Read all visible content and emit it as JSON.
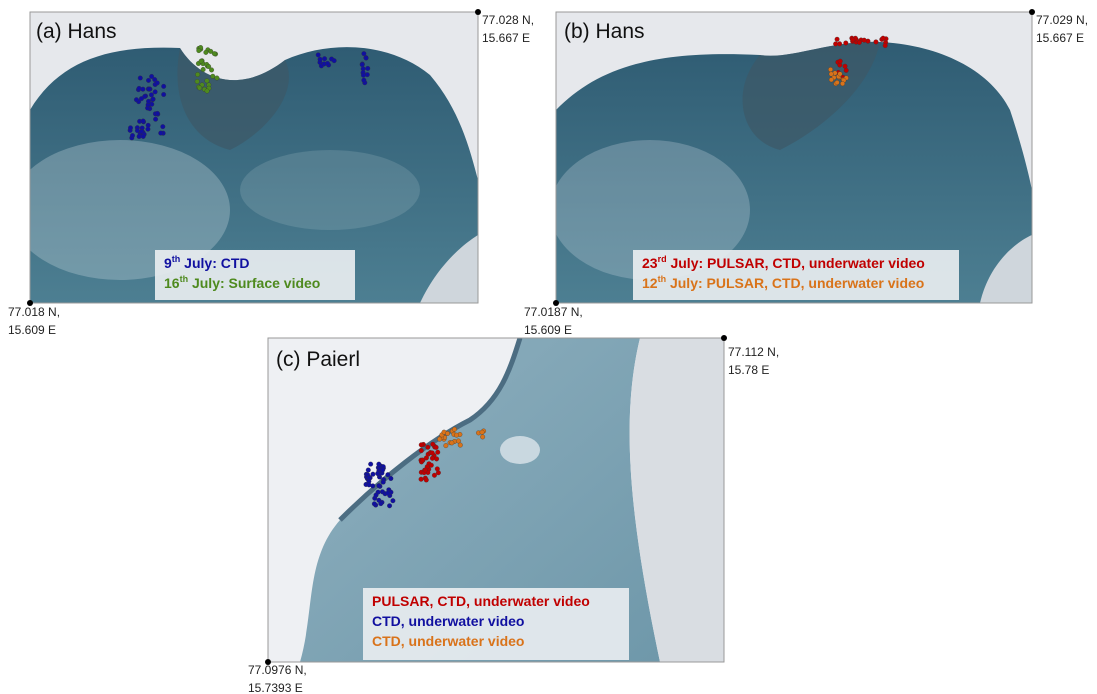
{
  "panels": [
    {
      "label": "(a) Hans",
      "top_right": [
        "77.028 N,",
        "15.667 E"
      ],
      "bottom_left": [
        "77.018 N,",
        "15.609 E"
      ],
      "legend": [
        {
          "parts": [
            "9",
            "th",
            " July: CTD"
          ],
          "color": "#1010a0"
        },
        {
          "parts": [
            "16",
            "th",
            " July: Surface video"
          ],
          "color": "#4e8a1e"
        }
      ]
    },
    {
      "label": "(b) Hans",
      "top_right": [
        "77.029 N,",
        "15.667 E"
      ],
      "bottom_left": [
        "77.0187 N,",
        "15.609 E"
      ],
      "legend": [
        {
          "parts": [
            "23",
            "rd",
            " July: PULSAR, CTD, underwater video"
          ],
          "color": "#c00000"
        },
        {
          "parts": [
            "12",
            "th",
            " July: PULSAR, CTD, underwater video"
          ],
          "color": "#d9731a"
        }
      ]
    },
    {
      "label": "(c) Paierl",
      "top_right": [
        "77.112 N,",
        "15.78 E"
      ],
      "bottom_left": [
        "77.0976 N,",
        "15.7393 E"
      ],
      "legend": [
        {
          "parts": [
            "PULSAR, CTD, underwater video"
          ],
          "color": "#c00000"
        },
        {
          "parts": [
            "CTD, underwater video"
          ],
          "color": "#1010a0"
        },
        {
          "parts": [
            "CTD, underwater video"
          ],
          "color": "#d9731a"
        }
      ]
    }
  ]
}
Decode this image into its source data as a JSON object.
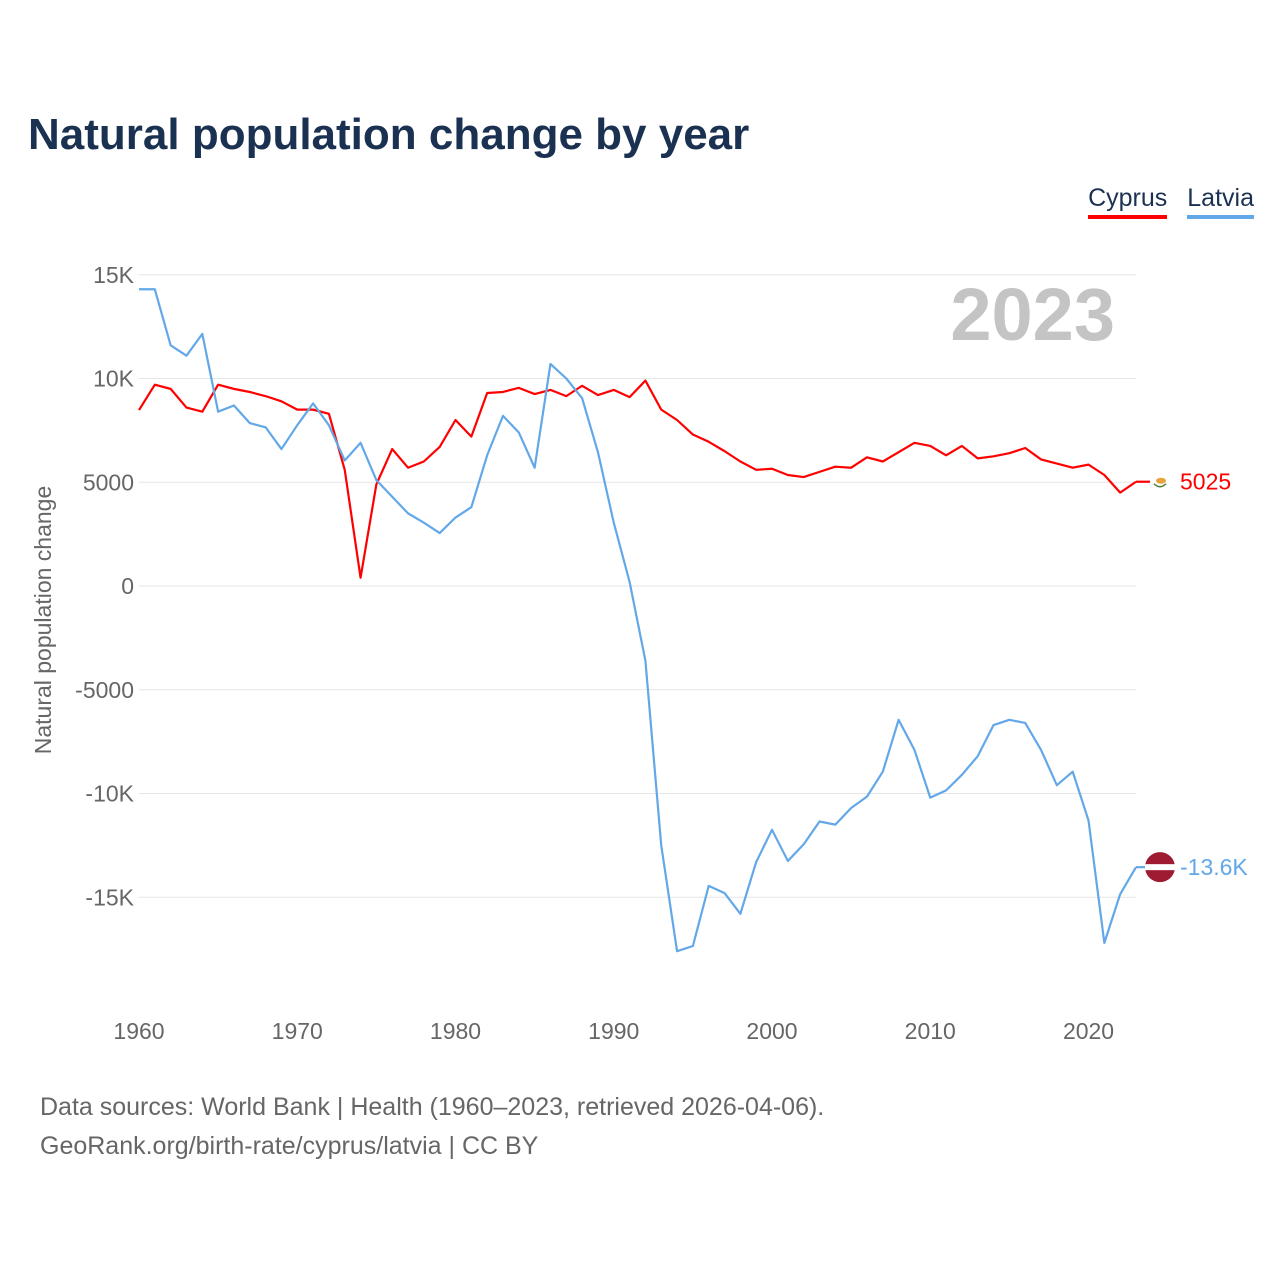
{
  "title": "Natural population change by year",
  "legend": [
    {
      "label": "Cyprus",
      "color": "#ff0000"
    },
    {
      "label": "Latvia",
      "color": "#62a8e8"
    }
  ],
  "year_watermark": "2023",
  "source_line1": "Data sources: World Bank | Health (1960–2023, retrieved 2026-04-06).",
  "source_line2": "GeoRank.org/birth-rate/cyprus/latvia | CC BY",
  "chart_data": {
    "type": "line",
    "title": "Natural population change by year",
    "xlabel": "",
    "ylabel": "Natural population change",
    "xlim": [
      1960,
      2023
    ],
    "ylim": [
      -20000,
      15000
    ],
    "yticks": [
      {
        "v": 15000,
        "label": "15K"
      },
      {
        "v": 10000,
        "label": "10K"
      },
      {
        "v": 5000,
        "label": "5000"
      },
      {
        "v": 0,
        "label": "0"
      },
      {
        "v": -5000,
        "label": "-5000"
      },
      {
        "v": -10000,
        "label": "-10K"
      },
      {
        "v": -15000,
        "label": "-15K"
      }
    ],
    "xticks": [
      {
        "v": 1960,
        "label": "1960"
      },
      {
        "v": 1970,
        "label": "1970"
      },
      {
        "v": 1980,
        "label": "1980"
      },
      {
        "v": 1990,
        "label": "1990"
      },
      {
        "v": 2000,
        "label": "2000"
      },
      {
        "v": 2010,
        "label": "2010"
      },
      {
        "v": 2020,
        "label": "2020"
      }
    ],
    "x_start": 1960,
    "series": [
      {
        "name": "Cyprus",
        "color": "#ff0000",
        "end_label": "5025",
        "values": [
          8480,
          9700,
          9500,
          8600,
          8400,
          9700,
          9500,
          9350,
          9150,
          8900,
          8500,
          8500,
          8300,
          5600,
          400,
          4900,
          6600,
          5700,
          6000,
          6700,
          8000,
          7200,
          9300,
          9350,
          9550,
          9250,
          9450,
          9150,
          9650,
          9200,
          9450,
          9100,
          9900,
          8500,
          8000,
          7300,
          6950,
          6500,
          6000,
          5600,
          5650,
          5350,
          5250,
          5500,
          5750,
          5700,
          6200,
          6000,
          6450,
          6900,
          6750,
          6300,
          6750,
          6150,
          6250,
          6400,
          6650,
          6100,
          5900,
          5700,
          5850,
          5350,
          4500,
          5025
        ]
      },
      {
        "name": "Latvia",
        "color": "#62a8e8",
        "end_label": "-13.6K",
        "values": [
          14300,
          14300,
          11600,
          11100,
          12150,
          8400,
          8700,
          7850,
          7650,
          6600,
          7750,
          8800,
          7750,
          6050,
          6900,
          5100,
          4300,
          3500,
          3050,
          2550,
          3300,
          3800,
          6300,
          8200,
          7400,
          5700,
          10700,
          10000,
          9050,
          6450,
          3050,
          200,
          -3600,
          -12500,
          -17600,
          -17350,
          -14450,
          -14800,
          -15800,
          -13300,
          -11750,
          -13250,
          -12450,
          -11350,
          -11500,
          -10700,
          -10150,
          -8950,
          -6450,
          -7900,
          -10200,
          -9850,
          -9100,
          -8200,
          -6700,
          -6450,
          -6600,
          -7900,
          -9600,
          -8950,
          -11300,
          -17200,
          -14850,
          -13550
        ]
      }
    ]
  }
}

What is required: Copy out all the entries exactly. Images stay out of the copy.

Solution to this problem:
Read all visible content and emit it as JSON.
{
  "panels": [
    {
      "label": "(a) Hans",
      "top_right": [
        "77.028 N,",
        "15.667 E"
      ],
      "bottom_left": [
        "77.018 N,",
        "15.609 E"
      ],
      "legend": [
        {
          "parts": [
            "9",
            "th",
            " July: CTD"
          ],
          "color": "#1010a0"
        },
        {
          "parts": [
            "16",
            "th",
            " July: Surface video"
          ],
          "color": "#4e8a1e"
        }
      ]
    },
    {
      "label": "(b) Hans",
      "top_right": [
        "77.029 N,",
        "15.667 E"
      ],
      "bottom_left": [
        "77.0187 N,",
        "15.609 E"
      ],
      "legend": [
        {
          "parts": [
            "23",
            "rd",
            " July: PULSAR, CTD, underwater video"
          ],
          "color": "#c00000"
        },
        {
          "parts": [
            "12",
            "th",
            " July: PULSAR, CTD, underwater video"
          ],
          "color": "#d9731a"
        }
      ]
    },
    {
      "label": "(c) Paierl",
      "top_right": [
        "77.112 N,",
        "15.78 E"
      ],
      "bottom_left": [
        "77.0976 N,",
        "15.7393 E"
      ],
      "legend": [
        {
          "parts": [
            "PULSAR, CTD, underwater video"
          ],
          "color": "#c00000"
        },
        {
          "parts": [
            "CTD, underwater video"
          ],
          "color": "#1010a0"
        },
        {
          "parts": [
            "CTD, underwater video"
          ],
          "color": "#d9731a"
        }
      ]
    }
  ]
}
Decode this image into its source data as a JSON object.
{
  "title": "Natural population change by year",
  "legend": [
    {
      "label": "Cyprus",
      "color": "#ff0000"
    },
    {
      "label": "Latvia",
      "color": "#62a8e8"
    }
  ],
  "year_watermark": "2023",
  "source_line1": "Data sources: World Bank | Health (1960–2023, retrieved 2026-04-06).",
  "source_line2": "GeoRank.org/birth-rate/cyprus/latvia | CC BY",
  "chart_data": {
    "type": "line",
    "title": "Natural population change by year",
    "xlabel": "",
    "ylabel": "Natural population change",
    "xlim": [
      1960,
      2023
    ],
    "ylim": [
      -20000,
      15000
    ],
    "yticks": [
      {
        "v": 15000,
        "label": "15K"
      },
      {
        "v": 10000,
        "label": "10K"
      },
      {
        "v": 5000,
        "label": "5000"
      },
      {
        "v": 0,
        "label": "0"
      },
      {
        "v": -5000,
        "label": "-5000"
      },
      {
        "v": -10000,
        "label": "-10K"
      },
      {
        "v": -15000,
        "label": "-15K"
      }
    ],
    "xticks": [
      {
        "v": 1960,
        "label": "1960"
      },
      {
        "v": 1970,
        "label": "1970"
      },
      {
        "v": 1980,
        "label": "1980"
      },
      {
        "v": 1990,
        "label": "1990"
      },
      {
        "v": 2000,
        "label": "2000"
      },
      {
        "v": 2010,
        "label": "2010"
      },
      {
        "v": 2020,
        "label": "2020"
      }
    ],
    "x_start": 1960,
    "series": [
      {
        "name": "Cyprus",
        "color": "#ff0000",
        "end_label": "5025",
        "values": [
          8480,
          9700,
          9500,
          8600,
          8400,
          9700,
          9500,
          9350,
          9150,
          8900,
          8500,
          8500,
          8300,
          5600,
          400,
          4900,
          6600,
          5700,
          6000,
          6700,
          8000,
          7200,
          9300,
          9350,
          9550,
          9250,
          9450,
          9150,
          9650,
          9200,
          9450,
          9100,
          9900,
          8500,
          8000,
          7300,
          6950,
          6500,
          6000,
          5600,
          5650,
          5350,
          5250,
          5500,
          5750,
          5700,
          6200,
          6000,
          6450,
          6900,
          6750,
          6300,
          6750,
          6150,
          6250,
          6400,
          6650,
          6100,
          5900,
          5700,
          5850,
          5350,
          4500,
          5025
        ]
      },
      {
        "name": "Latvia",
        "color": "#62a8e8",
        "end_label": "-13.6K",
        "values": [
          14300,
          14300,
          11600,
          11100,
          12150,
          8400,
          8700,
          7850,
          7650,
          6600,
          7750,
          8800,
          7750,
          6050,
          6900,
          5100,
          4300,
          3500,
          3050,
          2550,
          3300,
          3800,
          6300,
          8200,
          7400,
          5700,
          10700,
          10000,
          9050,
          6450,
          3050,
          200,
          -3600,
          -12500,
          -17600,
          -17350,
          -14450,
          -14800,
          -15800,
          -13300,
          -11750,
          -13250,
          -12450,
          -11350,
          -11500,
          -10700,
          -10150,
          -8950,
          -6450,
          -7900,
          -10200,
          -9850,
          -9100,
          -8200,
          -6700,
          -6450,
          -6600,
          -7900,
          -9600,
          -8950,
          -11300,
          -17200,
          -14850,
          -13550
        ]
      }
    ]
  }
}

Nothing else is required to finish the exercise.